SET TASK:
Identify each line in the records below that contains the word "detached", and copy it.
____ SUPPLIED ENTRIES
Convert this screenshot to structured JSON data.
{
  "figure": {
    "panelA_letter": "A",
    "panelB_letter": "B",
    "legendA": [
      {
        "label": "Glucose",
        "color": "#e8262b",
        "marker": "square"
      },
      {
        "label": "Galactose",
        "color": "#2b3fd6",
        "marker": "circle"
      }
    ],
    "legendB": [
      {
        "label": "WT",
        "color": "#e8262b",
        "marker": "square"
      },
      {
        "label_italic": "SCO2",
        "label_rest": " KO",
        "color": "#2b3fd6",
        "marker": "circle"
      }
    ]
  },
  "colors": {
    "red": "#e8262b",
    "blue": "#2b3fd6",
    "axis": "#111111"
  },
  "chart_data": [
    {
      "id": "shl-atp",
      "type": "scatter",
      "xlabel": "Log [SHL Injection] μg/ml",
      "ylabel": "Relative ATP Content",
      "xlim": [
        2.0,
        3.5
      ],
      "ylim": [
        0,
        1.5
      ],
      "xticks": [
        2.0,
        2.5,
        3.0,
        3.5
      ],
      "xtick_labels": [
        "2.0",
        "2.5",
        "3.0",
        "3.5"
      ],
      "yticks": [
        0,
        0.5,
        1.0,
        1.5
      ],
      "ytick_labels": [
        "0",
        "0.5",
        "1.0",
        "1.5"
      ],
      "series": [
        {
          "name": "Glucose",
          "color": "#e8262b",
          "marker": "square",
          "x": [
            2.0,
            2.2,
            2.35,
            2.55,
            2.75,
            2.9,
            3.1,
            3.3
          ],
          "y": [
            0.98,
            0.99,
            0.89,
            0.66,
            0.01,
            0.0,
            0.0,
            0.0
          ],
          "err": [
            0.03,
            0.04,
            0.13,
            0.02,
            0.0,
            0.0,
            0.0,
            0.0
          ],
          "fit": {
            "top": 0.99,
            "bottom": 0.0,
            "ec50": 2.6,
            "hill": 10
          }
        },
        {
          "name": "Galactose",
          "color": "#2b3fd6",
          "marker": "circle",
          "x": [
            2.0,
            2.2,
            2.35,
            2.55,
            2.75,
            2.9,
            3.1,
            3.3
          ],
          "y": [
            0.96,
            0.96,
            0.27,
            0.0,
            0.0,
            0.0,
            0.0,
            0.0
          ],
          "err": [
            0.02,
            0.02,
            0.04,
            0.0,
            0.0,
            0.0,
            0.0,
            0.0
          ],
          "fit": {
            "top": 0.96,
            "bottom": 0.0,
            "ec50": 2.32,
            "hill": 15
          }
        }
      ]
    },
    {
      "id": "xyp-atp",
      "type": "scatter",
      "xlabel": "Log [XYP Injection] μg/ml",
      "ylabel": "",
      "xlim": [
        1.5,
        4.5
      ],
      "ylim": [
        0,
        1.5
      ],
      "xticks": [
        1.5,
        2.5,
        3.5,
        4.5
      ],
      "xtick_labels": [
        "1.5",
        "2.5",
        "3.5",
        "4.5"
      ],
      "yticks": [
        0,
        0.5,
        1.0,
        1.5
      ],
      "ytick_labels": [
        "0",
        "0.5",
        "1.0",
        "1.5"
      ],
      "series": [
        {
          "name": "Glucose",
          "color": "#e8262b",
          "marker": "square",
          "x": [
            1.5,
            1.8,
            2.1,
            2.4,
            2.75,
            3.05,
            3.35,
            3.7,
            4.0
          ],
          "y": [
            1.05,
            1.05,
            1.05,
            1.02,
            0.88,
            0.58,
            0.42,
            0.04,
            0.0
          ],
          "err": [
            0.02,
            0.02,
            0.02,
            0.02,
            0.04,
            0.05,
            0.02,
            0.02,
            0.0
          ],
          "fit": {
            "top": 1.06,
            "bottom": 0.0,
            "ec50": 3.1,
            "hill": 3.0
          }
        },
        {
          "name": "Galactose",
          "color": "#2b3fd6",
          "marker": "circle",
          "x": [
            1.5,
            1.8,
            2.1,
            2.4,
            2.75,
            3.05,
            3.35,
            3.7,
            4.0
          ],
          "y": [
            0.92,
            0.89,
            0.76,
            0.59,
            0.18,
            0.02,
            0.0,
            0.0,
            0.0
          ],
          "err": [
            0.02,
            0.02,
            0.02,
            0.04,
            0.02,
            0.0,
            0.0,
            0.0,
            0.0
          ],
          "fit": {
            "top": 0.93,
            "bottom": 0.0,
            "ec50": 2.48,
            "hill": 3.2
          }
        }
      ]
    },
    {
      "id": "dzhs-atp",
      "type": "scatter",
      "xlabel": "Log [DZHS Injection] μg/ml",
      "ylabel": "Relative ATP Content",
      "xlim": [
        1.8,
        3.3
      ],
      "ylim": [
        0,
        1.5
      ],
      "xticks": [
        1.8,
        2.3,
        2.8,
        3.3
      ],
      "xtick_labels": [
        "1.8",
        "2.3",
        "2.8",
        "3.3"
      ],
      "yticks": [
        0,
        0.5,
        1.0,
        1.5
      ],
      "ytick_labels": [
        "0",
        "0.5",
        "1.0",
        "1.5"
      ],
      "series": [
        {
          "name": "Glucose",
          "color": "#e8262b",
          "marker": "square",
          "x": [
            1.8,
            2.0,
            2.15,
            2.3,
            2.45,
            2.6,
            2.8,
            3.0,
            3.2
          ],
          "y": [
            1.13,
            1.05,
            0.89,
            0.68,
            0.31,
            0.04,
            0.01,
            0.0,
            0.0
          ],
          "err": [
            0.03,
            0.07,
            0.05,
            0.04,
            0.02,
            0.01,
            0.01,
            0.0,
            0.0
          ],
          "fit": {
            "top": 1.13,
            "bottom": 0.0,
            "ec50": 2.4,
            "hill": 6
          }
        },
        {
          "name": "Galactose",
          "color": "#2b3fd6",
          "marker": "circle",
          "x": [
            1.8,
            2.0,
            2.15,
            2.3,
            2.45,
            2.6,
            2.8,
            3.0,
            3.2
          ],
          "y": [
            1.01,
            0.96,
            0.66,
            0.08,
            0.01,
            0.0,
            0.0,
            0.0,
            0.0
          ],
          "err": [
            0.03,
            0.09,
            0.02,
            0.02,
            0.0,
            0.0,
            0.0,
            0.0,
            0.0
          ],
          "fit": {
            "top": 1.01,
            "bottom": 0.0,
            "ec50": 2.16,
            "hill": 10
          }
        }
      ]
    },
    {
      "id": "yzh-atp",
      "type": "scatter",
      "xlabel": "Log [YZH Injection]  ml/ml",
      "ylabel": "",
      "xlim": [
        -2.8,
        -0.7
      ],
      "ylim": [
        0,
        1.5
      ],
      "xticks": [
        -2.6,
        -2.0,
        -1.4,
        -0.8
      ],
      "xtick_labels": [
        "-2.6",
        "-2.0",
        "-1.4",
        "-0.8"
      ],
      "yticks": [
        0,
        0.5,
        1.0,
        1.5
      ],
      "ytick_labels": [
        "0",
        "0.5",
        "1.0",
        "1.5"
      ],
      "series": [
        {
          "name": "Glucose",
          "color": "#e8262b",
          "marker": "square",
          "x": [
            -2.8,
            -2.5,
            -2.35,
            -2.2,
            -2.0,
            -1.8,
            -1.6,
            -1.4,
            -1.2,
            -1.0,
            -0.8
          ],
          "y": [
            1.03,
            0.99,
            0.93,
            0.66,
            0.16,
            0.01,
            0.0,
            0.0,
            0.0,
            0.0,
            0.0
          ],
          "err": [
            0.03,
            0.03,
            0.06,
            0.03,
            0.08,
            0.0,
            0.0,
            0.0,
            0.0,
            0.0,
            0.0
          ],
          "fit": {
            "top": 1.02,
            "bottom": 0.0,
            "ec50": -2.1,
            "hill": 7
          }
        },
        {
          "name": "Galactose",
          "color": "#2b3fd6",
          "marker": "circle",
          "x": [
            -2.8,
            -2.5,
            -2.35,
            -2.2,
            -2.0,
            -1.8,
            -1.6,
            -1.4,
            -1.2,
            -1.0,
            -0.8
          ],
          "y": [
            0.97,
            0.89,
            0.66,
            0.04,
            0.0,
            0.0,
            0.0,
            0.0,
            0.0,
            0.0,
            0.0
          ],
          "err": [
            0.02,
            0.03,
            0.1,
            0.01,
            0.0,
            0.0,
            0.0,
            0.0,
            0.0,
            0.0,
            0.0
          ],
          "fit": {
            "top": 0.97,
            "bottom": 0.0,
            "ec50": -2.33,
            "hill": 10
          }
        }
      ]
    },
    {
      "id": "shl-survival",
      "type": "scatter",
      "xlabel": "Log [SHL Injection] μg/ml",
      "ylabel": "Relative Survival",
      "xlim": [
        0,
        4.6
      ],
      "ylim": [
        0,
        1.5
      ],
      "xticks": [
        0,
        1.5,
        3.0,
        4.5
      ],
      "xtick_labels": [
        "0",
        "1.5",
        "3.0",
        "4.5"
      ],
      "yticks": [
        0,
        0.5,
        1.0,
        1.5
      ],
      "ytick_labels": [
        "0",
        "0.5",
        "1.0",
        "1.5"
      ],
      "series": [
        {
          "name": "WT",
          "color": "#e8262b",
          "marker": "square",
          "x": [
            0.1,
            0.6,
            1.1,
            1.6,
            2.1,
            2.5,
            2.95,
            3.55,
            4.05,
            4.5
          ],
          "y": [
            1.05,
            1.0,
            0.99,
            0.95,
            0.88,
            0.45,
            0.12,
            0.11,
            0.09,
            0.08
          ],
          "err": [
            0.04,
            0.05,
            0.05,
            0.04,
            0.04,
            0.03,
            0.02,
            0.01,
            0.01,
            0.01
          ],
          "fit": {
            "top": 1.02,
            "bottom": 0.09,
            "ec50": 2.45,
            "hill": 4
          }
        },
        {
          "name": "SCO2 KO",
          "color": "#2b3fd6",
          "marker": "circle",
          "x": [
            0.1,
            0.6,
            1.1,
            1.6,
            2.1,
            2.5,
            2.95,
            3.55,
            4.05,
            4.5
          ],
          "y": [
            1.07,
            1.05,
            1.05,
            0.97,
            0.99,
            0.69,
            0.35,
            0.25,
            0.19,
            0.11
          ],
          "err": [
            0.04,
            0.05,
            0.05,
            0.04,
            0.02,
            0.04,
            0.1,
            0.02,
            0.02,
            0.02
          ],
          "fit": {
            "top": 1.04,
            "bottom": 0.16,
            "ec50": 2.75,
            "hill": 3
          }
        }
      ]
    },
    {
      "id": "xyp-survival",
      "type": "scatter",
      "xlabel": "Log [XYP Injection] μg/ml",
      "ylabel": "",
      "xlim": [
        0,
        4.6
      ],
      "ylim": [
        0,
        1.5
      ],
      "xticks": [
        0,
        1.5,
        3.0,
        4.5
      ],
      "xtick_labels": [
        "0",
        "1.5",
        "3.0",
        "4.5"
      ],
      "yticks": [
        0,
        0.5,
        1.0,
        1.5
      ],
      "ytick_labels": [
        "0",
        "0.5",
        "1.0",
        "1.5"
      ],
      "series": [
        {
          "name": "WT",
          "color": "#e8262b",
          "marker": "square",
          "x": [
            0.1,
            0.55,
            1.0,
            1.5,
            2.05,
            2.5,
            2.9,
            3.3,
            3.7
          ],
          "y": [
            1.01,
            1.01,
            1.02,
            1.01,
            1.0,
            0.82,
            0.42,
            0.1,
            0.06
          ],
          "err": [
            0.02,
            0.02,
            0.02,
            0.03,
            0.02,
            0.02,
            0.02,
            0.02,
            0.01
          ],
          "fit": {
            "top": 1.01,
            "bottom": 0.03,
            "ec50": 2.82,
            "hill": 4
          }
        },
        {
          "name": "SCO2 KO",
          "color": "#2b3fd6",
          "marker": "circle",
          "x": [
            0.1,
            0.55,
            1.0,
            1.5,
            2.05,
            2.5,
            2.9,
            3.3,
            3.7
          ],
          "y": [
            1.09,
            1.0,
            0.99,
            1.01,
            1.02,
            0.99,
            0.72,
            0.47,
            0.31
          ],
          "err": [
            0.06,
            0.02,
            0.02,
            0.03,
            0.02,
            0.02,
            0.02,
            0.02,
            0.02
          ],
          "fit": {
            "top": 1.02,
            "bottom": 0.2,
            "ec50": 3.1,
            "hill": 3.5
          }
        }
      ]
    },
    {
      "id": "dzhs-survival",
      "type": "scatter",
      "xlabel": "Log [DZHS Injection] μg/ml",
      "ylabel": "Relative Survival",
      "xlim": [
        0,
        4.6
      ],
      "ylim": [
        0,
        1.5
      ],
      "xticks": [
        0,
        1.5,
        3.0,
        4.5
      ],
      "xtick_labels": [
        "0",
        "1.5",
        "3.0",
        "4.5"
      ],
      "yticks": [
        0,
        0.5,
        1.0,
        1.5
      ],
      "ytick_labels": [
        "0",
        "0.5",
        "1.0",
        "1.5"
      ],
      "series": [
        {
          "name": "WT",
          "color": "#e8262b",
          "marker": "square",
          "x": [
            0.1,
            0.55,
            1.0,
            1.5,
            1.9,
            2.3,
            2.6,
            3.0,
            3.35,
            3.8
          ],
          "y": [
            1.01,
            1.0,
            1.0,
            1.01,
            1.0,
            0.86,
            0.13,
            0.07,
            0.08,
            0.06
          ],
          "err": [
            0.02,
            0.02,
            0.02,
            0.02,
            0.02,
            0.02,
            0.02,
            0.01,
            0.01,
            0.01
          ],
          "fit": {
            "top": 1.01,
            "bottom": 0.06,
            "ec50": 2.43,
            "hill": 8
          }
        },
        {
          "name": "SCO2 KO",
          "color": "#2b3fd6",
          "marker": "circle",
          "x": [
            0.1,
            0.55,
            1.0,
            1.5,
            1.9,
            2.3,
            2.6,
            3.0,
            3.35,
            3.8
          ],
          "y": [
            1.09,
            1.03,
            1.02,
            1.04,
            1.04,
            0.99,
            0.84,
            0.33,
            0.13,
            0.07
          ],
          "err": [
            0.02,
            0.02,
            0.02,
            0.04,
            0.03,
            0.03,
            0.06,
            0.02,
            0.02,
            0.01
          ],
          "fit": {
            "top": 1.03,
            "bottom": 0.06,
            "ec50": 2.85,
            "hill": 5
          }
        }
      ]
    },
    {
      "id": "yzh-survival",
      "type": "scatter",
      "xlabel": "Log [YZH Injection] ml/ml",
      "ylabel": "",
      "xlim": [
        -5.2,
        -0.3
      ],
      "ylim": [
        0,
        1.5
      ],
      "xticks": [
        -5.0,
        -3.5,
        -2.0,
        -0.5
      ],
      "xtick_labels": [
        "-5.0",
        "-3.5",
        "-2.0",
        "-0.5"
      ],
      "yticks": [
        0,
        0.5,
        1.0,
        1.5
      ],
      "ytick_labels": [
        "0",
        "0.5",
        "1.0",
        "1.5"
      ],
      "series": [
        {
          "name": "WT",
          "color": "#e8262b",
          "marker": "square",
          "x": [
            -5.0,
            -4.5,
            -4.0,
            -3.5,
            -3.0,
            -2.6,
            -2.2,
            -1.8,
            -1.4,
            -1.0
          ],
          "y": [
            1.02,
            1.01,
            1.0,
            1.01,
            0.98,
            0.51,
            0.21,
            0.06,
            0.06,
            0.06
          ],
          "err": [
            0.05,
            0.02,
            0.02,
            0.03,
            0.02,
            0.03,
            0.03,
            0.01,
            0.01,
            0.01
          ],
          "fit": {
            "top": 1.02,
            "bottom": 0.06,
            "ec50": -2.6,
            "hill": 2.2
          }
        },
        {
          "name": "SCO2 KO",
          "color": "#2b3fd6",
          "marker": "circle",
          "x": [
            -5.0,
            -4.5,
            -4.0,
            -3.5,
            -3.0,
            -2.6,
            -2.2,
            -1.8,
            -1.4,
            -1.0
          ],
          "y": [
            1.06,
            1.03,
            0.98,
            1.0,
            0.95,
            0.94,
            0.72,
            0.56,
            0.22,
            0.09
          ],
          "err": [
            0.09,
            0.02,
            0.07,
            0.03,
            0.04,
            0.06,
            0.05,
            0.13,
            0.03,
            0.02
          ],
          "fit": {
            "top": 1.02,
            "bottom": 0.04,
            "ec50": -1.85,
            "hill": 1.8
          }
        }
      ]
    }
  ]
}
________
____ SUPPLIED ENTRIES
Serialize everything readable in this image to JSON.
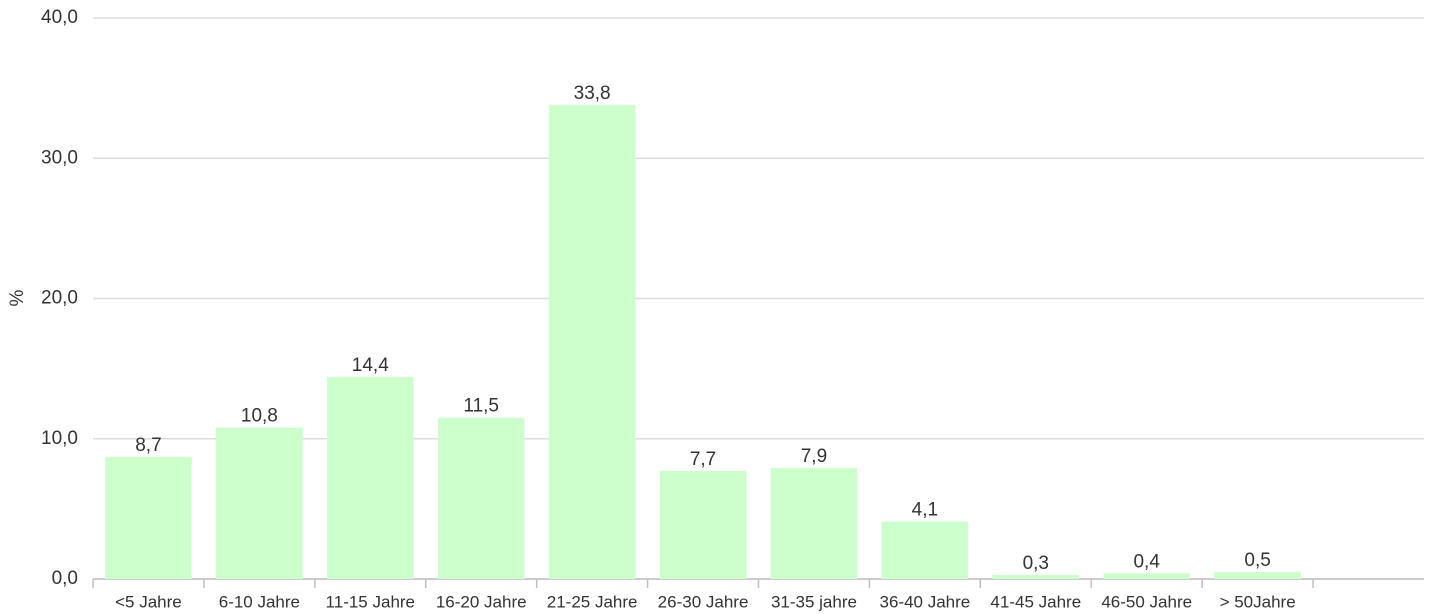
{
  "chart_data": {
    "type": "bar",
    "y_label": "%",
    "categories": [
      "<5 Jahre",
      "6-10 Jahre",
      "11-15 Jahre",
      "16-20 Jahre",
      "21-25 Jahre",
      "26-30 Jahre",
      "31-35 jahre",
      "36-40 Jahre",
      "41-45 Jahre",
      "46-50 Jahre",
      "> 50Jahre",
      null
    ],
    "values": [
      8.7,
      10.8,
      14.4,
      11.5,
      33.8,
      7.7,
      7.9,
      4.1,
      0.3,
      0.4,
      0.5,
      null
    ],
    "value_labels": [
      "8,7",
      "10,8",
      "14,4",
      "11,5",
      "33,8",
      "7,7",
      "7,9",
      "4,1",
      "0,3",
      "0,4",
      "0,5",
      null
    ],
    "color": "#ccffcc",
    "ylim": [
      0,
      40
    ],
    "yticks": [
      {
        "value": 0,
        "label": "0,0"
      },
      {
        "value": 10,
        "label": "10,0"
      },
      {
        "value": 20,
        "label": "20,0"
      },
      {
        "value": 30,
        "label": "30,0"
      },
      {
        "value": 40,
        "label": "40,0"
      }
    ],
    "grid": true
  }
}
________
____ SUPPLIED ENTRIES
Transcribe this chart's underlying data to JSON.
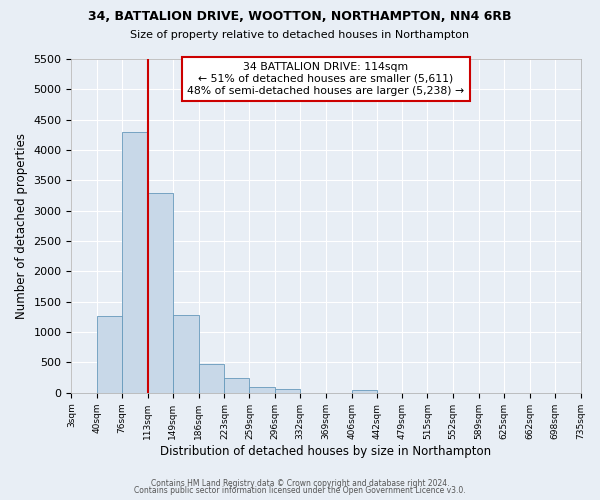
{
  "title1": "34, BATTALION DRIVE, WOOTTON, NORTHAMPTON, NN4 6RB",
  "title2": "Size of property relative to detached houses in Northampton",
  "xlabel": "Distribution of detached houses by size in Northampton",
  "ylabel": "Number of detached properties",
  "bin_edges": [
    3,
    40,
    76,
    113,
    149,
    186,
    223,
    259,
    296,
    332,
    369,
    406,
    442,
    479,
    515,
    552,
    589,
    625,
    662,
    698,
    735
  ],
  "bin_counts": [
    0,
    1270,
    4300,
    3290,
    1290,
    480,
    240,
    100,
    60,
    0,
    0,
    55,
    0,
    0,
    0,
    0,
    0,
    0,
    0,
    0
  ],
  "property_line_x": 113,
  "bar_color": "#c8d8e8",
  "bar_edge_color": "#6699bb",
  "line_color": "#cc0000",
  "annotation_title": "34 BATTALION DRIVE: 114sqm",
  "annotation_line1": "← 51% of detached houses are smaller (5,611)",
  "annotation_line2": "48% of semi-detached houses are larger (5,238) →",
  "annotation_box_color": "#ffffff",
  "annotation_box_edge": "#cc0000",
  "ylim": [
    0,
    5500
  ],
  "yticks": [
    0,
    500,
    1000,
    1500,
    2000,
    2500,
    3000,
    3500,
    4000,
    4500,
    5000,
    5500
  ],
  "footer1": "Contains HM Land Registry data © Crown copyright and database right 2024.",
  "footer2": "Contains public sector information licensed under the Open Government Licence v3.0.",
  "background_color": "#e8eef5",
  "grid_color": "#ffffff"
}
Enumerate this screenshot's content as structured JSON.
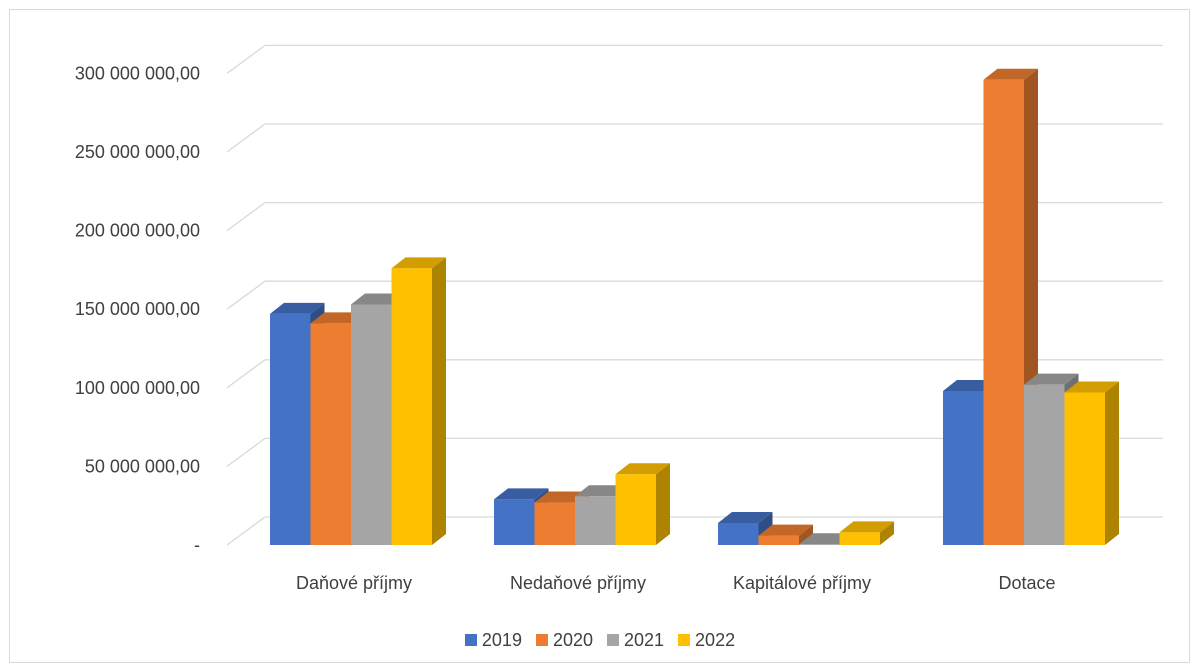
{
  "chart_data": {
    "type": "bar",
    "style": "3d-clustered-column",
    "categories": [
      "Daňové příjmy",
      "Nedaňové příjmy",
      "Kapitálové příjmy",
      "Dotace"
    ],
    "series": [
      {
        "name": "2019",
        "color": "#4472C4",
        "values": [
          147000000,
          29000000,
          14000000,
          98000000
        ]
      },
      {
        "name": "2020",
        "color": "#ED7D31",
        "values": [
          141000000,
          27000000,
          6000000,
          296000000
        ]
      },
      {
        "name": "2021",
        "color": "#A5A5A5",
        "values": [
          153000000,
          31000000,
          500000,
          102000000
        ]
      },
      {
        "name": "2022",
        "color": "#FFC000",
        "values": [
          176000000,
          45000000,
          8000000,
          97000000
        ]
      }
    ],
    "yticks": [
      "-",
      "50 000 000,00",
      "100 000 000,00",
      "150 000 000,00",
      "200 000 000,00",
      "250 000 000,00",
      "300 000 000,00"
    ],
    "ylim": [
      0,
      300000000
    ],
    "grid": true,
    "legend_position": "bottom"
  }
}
________
WRITTEN RESPONSE:
  "title2": "Size of property relative to detached houses in Northampton",
  "xlabel": "Distribution of detached houses by size in Northampton",
  "ylabel": "Number of detached properties",
  "annotation_line1": "← 51% of detached houses are smaller (5,611)",
  "annotation_line2": "48% of semi-detached houses are larger (5,238) →",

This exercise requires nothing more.